:: REQUEST ::
Reproduce only the lines from the one containing "sherpa-line (109, 367, 575, 634)" up to and including the one containing "legend-label-sherpa: Sherpa 2.2.9", changing "cms-point" to "data-point" wherever it occurs and leaving everything else unchanged.

-- START --

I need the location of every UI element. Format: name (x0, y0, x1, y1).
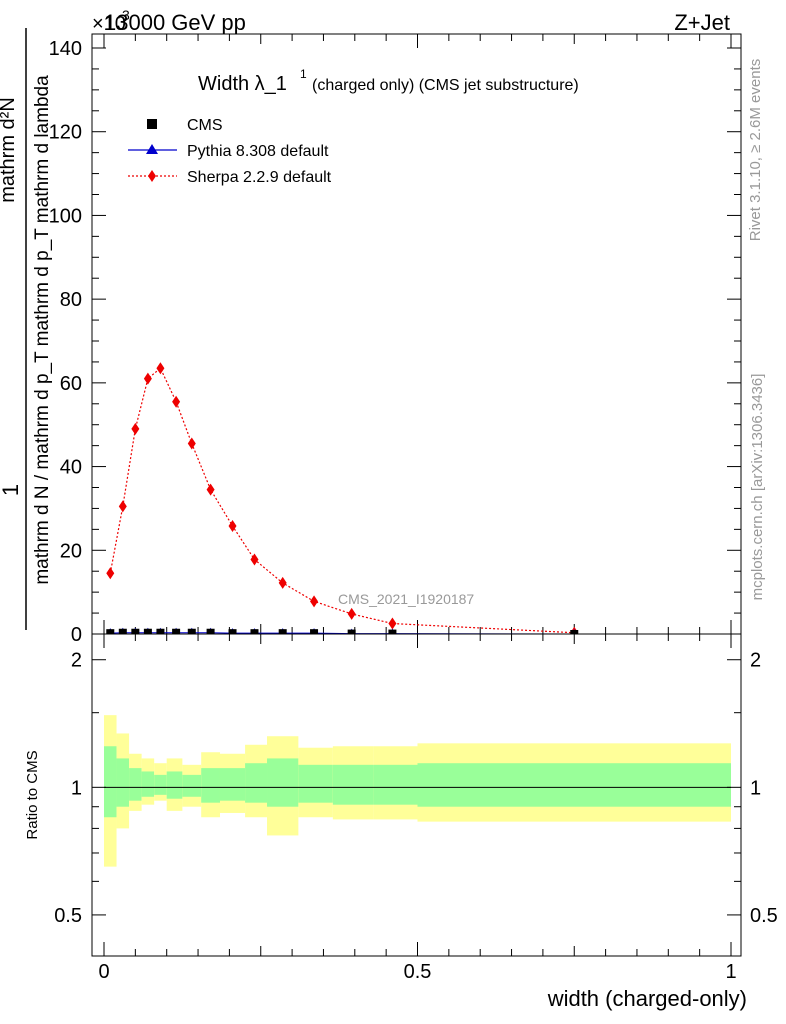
sherpa-line (109, 367, 575, 634)
cms-point (310, 629, 319, 638)
sherpa-point (388, 617, 397, 630)
x-tick-label: 0 (98, 961, 109, 983)
legend-marker-pythia (146, 144, 158, 154)
exponent-label: ×10 (92, 13, 126, 35)
legend: CMS Pythia 8.308 default Sherpa 2.2.9 de… (128, 117, 332, 186)
sherpa-point (131, 422, 140, 435)
process-label: Z+Jet (674, 10, 730, 35)
x-tick-label: 0.5 (404, 961, 432, 983)
y-tick-label: 120 (49, 122, 82, 144)
cms-point (131, 628, 140, 637)
ratio-inner-band (141, 771, 155, 797)
ratio-inner-band (267, 758, 299, 807)
ratio-plot-frame (91, 633, 742, 957)
ratio-inner-band (166, 771, 183, 799)
ratio-inner-band (182, 774, 202, 797)
x-tick-label: 1 (725, 961, 736, 983)
ratio-inner-band (417, 763, 731, 807)
ratio-inner-band (154, 774, 167, 795)
ratio-y-tick-label-right: 2 (750, 650, 761, 672)
sherpa-point (250, 553, 259, 566)
ratio-y-tick-label-right: 1 (750, 777, 761, 799)
ratio-y-tick-label: 1 (71, 777, 82, 799)
sherpa-point (106, 567, 115, 580)
sherpa-point (278, 576, 287, 589)
ratio-inner-band (104, 746, 117, 818)
cms-point (156, 628, 165, 637)
sherpa-point (347, 607, 356, 620)
cms-point (106, 629, 115, 638)
rivet-label: Rivet 3.1.10, ≥ 2.6M events (747, 59, 764, 242)
sherpa-point (172, 395, 181, 408)
x-axis-label: width (charged-only) (547, 986, 747, 1011)
ratio-inner-band (373, 764, 418, 805)
sherpa-point (143, 372, 152, 385)
cms-point (228, 629, 237, 638)
legend-marker-cms (147, 119, 157, 129)
y-tick-label: 0 (71, 624, 82, 646)
y-axis-label-denominator: mathrm d N / mathrm d p_T mathrm d p_T m… (32, 75, 53, 585)
sherpa-point (206, 483, 215, 496)
cms-point (278, 629, 287, 638)
energy-label: 13000 GeV pp (104, 10, 246, 35)
legend-label-sherpa: Sherpa 2.2.9 default (187, 169, 332, 186)
ratio-y-tick-label-right: 0.5 (750, 905, 778, 927)
legend-label-cms: CMS (187, 117, 223, 134)
analysis-watermark: CMS_2021_I1920187 (338, 591, 474, 607)
y-tick-label: 80 (60, 289, 82, 311)
ratio-y-tick-label: 0.5 (54, 905, 82, 927)
sherpa-point (228, 520, 237, 533)
title-superscript: 1 (300, 67, 307, 81)
ratio-panel: 0.5 0.5 1 1 2 2 0 0.5 1 (54, 633, 778, 983)
exponent-power: 3 (122, 7, 130, 23)
cms-point (187, 628, 196, 637)
ratio-y-axis-label: Ratio to CMS (24, 750, 41, 839)
cms-point (143, 628, 152, 637)
legend-marker-sherpa (148, 170, 156, 182)
sherpa-point (156, 362, 165, 375)
title-main: Width λ_1 (198, 73, 287, 95)
plot-title: Width λ_1 1 (charged only) (CMS jet subs… (198, 67, 579, 95)
ratio-inner-band (219, 768, 246, 801)
ratio-inner-band (129, 768, 142, 801)
title-suffix: (charged only) (CMS jet substructure) (312, 77, 579, 94)
cms-point (118, 628, 127, 637)
sherpa-point (187, 437, 196, 450)
mcplots-label: mcplots.cern.ch [arXiv:1306.3436] (749, 374, 766, 601)
sherpa-point (118, 500, 127, 513)
ratio-inner-band (201, 768, 220, 803)
ratio-inner-band (332, 764, 374, 805)
y-tick-label: 20 (60, 540, 82, 562)
ratio-y-tick-label: 2 (71, 650, 82, 672)
ratio-inner-band (116, 758, 130, 807)
cms-point (172, 628, 181, 637)
sherpa-point (310, 595, 319, 608)
cms-point (250, 629, 259, 638)
ratio-inner-band (298, 764, 333, 803)
y-axis-label: 1 mathrm d²N mathrm d N / mathrm d p_T m… (0, 28, 53, 630)
y-tick-label: 100 (49, 205, 82, 227)
y-tick-label: 140 (49, 38, 82, 60)
ratio-inner-band (245, 763, 268, 803)
y-tick-label: 40 (60, 457, 82, 479)
y-tick-label: 60 (60, 373, 82, 395)
y-axis-label-numerator: 1 (0, 484, 23, 496)
legend-label-pythia: Pythia 8.308 default (187, 143, 329, 160)
y-axis-label-upper: mathrm d²N (0, 97, 19, 203)
cms-point (206, 628, 215, 637)
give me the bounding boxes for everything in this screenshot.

-- END --

:: THE RESULT ::
sherpa-line (109, 367, 575, 634)
data-point (310, 629, 319, 638)
sherpa-point (388, 617, 397, 630)
x-tick-label: 0 (98, 961, 109, 983)
legend-marker-pythia (146, 144, 158, 154)
exponent-label: ×10 (92, 13, 126, 35)
legend: CMS Pythia 8.308 default Sherpa 2.2.9 de… (128, 117, 332, 186)
sherpa-point (131, 422, 140, 435)
process-label: Z+Jet (674, 10, 730, 35)
x-tick-label: 0.5 (404, 961, 432, 983)
y-tick-label: 120 (49, 122, 82, 144)
data-point (131, 628, 140, 637)
ratio-inner-band (141, 771, 155, 797)
ratio-inner-band (267, 758, 299, 807)
ratio-plot-frame (91, 633, 742, 957)
ratio-inner-band (166, 771, 183, 799)
ratio-inner-band (182, 774, 202, 797)
x-tick-label: 1 (725, 961, 736, 983)
ratio-inner-band (417, 763, 731, 807)
ratio-inner-band (154, 774, 167, 795)
ratio-y-tick-label-right: 2 (750, 650, 761, 672)
sherpa-point (250, 553, 259, 566)
ratio-y-tick-label-right: 1 (750, 777, 761, 799)
ratio-y-tick-label: 1 (71, 777, 82, 799)
sherpa-point (106, 567, 115, 580)
sherpa-point (278, 576, 287, 589)
ratio-inner-band (104, 746, 117, 818)
data-point (156, 628, 165, 637)
sherpa-point (347, 607, 356, 620)
data-point (106, 629, 115, 638)
rivet-label: Rivet 3.1.10, ≥ 2.6M events (747, 59, 764, 242)
sherpa-point (172, 395, 181, 408)
x-axis-label: width (charged-only) (547, 986, 747, 1011)
ratio-inner-band (373, 764, 418, 805)
sherpa-point (143, 372, 152, 385)
data-point (228, 629, 237, 638)
legend-marker-cms (147, 119, 157, 129)
y-tick-label: 0 (71, 624, 82, 646)
y-axis-label-denominator: mathrm d N / mathrm d p_T mathrm d p_T m… (32, 75, 53, 585)
sherpa-point (206, 483, 215, 496)
data-point (278, 629, 287, 638)
energy-label: 13000 GeV pp (104, 10, 246, 35)
legend-label-sherpa: Sherpa 2.2.9 default (187, 169, 332, 186)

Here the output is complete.